> [Items from a data source]
● ● ● ● ●

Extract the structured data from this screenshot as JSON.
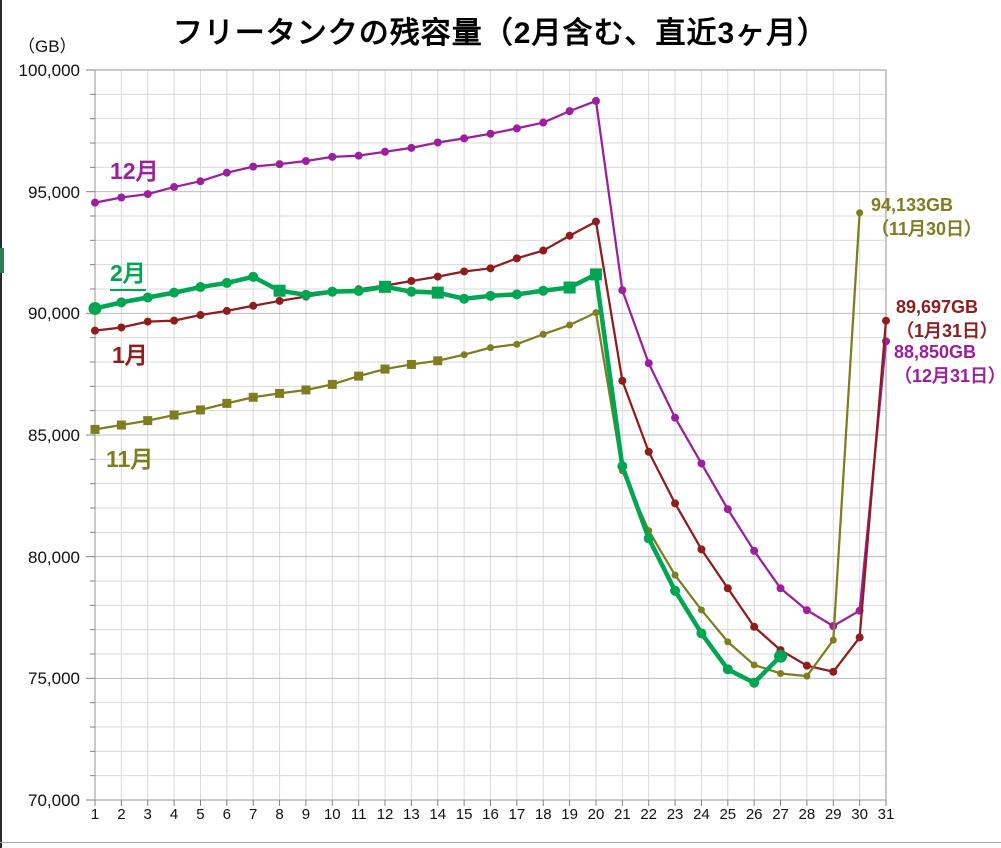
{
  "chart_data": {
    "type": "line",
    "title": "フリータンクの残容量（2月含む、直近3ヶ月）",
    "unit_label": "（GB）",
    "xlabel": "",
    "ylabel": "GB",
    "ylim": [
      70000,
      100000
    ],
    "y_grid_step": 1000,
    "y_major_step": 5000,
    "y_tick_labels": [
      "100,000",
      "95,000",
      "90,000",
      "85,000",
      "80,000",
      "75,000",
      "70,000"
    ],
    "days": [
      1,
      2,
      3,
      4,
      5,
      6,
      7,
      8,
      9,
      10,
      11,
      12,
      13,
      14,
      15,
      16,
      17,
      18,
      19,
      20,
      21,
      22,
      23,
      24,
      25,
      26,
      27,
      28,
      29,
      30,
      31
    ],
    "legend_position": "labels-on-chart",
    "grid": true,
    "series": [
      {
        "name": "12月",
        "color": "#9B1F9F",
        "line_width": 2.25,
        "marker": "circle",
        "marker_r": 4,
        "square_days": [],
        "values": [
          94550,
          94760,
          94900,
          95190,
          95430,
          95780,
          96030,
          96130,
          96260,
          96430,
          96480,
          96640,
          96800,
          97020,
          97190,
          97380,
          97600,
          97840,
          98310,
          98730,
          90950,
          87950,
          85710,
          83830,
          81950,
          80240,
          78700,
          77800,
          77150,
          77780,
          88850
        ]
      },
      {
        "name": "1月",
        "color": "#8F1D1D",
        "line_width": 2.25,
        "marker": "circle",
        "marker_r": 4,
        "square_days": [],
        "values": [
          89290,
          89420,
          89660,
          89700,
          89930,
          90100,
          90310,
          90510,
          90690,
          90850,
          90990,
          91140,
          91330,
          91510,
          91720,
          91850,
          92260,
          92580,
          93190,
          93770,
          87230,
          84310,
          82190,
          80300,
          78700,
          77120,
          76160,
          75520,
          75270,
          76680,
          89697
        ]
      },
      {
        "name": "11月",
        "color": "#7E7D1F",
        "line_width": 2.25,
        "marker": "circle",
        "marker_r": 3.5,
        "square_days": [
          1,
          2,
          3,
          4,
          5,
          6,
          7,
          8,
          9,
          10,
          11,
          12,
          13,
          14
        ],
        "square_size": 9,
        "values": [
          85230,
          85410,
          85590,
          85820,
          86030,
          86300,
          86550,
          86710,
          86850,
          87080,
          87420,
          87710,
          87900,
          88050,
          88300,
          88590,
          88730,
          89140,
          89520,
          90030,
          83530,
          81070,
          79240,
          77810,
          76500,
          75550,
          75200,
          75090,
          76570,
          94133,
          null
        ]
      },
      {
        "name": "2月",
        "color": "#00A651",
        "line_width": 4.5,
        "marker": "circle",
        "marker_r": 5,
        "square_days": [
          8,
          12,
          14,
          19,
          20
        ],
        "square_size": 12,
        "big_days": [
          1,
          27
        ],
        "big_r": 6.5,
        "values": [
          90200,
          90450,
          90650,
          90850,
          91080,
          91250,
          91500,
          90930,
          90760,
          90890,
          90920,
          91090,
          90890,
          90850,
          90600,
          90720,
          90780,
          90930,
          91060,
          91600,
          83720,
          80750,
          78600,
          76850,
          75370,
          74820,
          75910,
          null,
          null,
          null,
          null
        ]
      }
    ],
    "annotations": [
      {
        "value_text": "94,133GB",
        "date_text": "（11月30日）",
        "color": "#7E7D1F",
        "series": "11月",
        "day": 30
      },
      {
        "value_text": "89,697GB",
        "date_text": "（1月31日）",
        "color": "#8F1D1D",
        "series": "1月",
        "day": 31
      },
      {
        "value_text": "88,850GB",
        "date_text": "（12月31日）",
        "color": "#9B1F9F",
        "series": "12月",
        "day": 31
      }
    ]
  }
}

● ● ● ● ●

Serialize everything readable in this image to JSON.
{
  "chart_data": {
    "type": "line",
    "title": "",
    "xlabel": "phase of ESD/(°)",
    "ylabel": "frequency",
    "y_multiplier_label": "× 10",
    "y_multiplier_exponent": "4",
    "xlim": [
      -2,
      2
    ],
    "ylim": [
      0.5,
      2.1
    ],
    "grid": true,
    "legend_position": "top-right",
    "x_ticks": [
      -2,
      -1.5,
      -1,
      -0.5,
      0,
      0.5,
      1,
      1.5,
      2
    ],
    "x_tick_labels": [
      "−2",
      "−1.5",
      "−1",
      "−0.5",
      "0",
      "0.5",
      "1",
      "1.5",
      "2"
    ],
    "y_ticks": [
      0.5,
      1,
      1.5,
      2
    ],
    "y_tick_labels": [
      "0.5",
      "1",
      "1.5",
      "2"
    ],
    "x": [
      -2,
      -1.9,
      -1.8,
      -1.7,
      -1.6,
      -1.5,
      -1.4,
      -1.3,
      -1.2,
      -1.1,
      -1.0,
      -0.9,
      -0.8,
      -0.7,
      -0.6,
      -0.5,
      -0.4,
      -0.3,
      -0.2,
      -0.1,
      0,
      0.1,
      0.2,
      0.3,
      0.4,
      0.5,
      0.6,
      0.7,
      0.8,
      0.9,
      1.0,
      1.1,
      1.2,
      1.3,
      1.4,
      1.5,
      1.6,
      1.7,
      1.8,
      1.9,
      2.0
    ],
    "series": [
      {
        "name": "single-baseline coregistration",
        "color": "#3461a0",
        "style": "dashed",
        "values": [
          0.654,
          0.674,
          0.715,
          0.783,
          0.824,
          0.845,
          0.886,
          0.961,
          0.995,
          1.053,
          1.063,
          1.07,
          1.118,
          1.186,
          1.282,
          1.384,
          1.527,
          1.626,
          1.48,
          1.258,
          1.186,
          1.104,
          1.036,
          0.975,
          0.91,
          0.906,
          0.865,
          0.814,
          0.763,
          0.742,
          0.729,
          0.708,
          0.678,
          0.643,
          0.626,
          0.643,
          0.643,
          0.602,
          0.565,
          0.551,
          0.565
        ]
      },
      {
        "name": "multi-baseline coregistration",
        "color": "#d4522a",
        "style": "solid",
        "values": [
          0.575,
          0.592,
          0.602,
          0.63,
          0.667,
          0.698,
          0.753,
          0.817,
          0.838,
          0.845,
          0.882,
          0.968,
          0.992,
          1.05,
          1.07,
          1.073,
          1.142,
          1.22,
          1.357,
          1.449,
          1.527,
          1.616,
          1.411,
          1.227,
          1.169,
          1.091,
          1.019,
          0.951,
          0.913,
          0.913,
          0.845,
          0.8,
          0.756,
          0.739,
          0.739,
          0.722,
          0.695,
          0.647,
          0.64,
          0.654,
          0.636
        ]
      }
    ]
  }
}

● ● ● ● ●

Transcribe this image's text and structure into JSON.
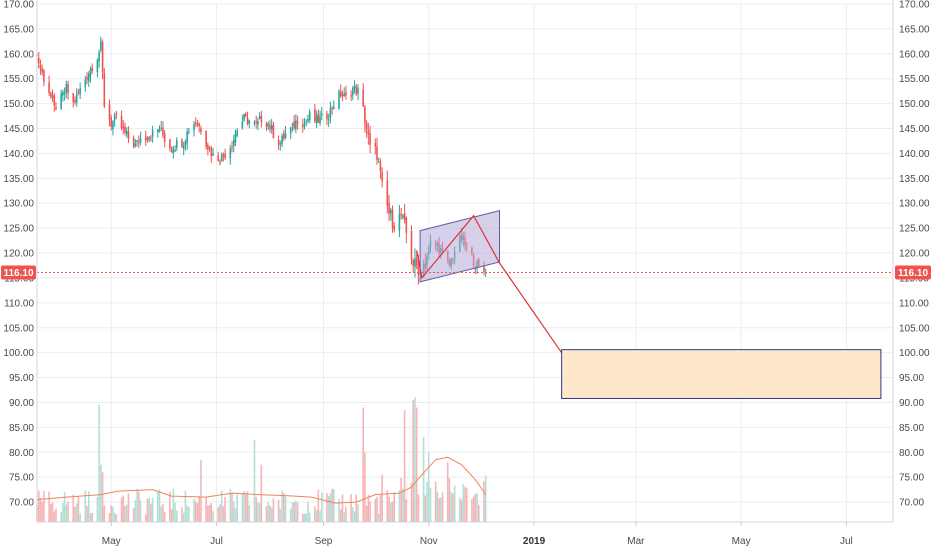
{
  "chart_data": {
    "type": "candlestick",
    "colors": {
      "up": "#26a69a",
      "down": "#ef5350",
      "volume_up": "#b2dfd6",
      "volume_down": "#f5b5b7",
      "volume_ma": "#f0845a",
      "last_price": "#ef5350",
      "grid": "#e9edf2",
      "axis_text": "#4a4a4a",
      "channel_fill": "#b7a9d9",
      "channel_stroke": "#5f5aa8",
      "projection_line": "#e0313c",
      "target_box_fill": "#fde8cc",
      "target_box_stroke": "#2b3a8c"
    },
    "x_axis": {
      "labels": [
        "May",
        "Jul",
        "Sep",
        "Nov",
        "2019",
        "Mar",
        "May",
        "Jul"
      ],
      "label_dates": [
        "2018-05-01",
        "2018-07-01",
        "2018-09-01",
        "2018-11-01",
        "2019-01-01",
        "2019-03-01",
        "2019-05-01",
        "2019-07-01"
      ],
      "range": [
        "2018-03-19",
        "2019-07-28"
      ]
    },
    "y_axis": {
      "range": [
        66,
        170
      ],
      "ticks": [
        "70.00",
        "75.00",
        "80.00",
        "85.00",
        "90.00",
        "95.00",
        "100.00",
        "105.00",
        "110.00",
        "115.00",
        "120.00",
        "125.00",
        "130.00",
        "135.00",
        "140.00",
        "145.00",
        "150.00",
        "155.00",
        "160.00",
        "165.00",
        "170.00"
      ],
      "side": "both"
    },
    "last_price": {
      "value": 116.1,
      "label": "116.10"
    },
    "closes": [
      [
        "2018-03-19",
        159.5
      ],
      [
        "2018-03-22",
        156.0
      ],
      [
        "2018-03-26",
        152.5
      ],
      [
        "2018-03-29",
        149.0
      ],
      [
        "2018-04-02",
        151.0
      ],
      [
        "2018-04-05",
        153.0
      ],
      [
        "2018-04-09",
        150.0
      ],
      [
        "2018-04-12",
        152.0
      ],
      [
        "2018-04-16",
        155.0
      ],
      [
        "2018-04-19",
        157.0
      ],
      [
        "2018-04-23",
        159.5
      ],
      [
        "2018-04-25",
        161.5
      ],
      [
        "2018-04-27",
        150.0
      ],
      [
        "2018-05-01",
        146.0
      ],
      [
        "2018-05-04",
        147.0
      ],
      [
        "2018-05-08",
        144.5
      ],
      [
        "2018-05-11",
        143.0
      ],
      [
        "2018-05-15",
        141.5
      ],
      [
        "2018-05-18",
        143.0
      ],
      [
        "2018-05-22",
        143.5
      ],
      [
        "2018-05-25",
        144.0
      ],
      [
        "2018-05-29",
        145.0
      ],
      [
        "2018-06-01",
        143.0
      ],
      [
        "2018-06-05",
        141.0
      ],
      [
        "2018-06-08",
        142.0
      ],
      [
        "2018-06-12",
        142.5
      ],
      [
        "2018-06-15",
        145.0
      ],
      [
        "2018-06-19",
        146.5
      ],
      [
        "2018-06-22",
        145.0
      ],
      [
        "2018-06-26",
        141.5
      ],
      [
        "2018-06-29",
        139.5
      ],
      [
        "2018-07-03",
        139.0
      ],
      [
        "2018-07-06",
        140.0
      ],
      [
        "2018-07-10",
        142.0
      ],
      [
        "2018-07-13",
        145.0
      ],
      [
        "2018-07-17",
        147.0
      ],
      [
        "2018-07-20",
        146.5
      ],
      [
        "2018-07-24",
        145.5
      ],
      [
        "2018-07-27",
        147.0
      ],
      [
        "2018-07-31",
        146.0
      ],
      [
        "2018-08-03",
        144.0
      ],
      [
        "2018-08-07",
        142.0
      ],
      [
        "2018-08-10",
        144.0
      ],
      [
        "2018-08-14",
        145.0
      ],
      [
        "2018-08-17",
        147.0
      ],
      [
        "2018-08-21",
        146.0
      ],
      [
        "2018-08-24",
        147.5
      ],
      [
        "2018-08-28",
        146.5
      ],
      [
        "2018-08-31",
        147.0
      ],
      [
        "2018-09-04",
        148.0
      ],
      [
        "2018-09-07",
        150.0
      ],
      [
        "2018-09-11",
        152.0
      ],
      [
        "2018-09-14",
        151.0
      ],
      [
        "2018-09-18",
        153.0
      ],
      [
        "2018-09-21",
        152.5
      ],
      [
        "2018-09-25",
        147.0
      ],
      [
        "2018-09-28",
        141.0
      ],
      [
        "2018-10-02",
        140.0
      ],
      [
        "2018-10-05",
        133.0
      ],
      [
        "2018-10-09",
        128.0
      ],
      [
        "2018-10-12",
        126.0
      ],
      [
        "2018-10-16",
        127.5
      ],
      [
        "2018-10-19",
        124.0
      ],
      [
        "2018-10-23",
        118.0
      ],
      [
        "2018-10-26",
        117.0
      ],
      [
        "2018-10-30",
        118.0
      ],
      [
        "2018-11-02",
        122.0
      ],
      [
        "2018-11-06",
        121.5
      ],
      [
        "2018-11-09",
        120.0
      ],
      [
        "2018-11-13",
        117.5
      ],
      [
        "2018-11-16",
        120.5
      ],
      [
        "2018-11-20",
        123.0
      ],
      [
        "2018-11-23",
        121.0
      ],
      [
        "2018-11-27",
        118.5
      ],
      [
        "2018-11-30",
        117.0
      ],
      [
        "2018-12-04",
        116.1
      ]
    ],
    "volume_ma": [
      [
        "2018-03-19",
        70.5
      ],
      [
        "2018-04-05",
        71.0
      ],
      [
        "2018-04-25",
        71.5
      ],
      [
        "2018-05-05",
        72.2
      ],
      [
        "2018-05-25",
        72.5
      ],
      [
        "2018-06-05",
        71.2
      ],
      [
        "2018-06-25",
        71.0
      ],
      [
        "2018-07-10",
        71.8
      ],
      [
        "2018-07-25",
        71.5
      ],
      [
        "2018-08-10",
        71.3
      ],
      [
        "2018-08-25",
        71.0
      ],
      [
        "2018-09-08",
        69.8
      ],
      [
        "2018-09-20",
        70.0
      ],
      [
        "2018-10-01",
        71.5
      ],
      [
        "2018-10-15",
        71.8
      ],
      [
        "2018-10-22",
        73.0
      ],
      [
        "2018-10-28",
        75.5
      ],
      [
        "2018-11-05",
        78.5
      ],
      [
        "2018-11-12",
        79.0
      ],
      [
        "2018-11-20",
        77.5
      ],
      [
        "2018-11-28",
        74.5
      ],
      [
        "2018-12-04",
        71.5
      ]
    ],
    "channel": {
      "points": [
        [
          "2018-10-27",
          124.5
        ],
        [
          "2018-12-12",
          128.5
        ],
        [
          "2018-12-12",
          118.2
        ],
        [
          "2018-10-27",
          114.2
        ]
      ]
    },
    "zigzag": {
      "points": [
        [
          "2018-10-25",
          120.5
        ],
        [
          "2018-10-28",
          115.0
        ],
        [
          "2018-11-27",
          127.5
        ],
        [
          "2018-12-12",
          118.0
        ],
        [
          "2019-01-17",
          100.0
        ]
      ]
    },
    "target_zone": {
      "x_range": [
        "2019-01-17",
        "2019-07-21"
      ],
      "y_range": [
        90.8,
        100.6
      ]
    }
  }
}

● ● ● ● ●

> [Task statement] Report each line of the material above where the word "image" appears.

> [The output]
Serialize everything readable in this image to JSON.
Transcribe this image's text and structure into JSON.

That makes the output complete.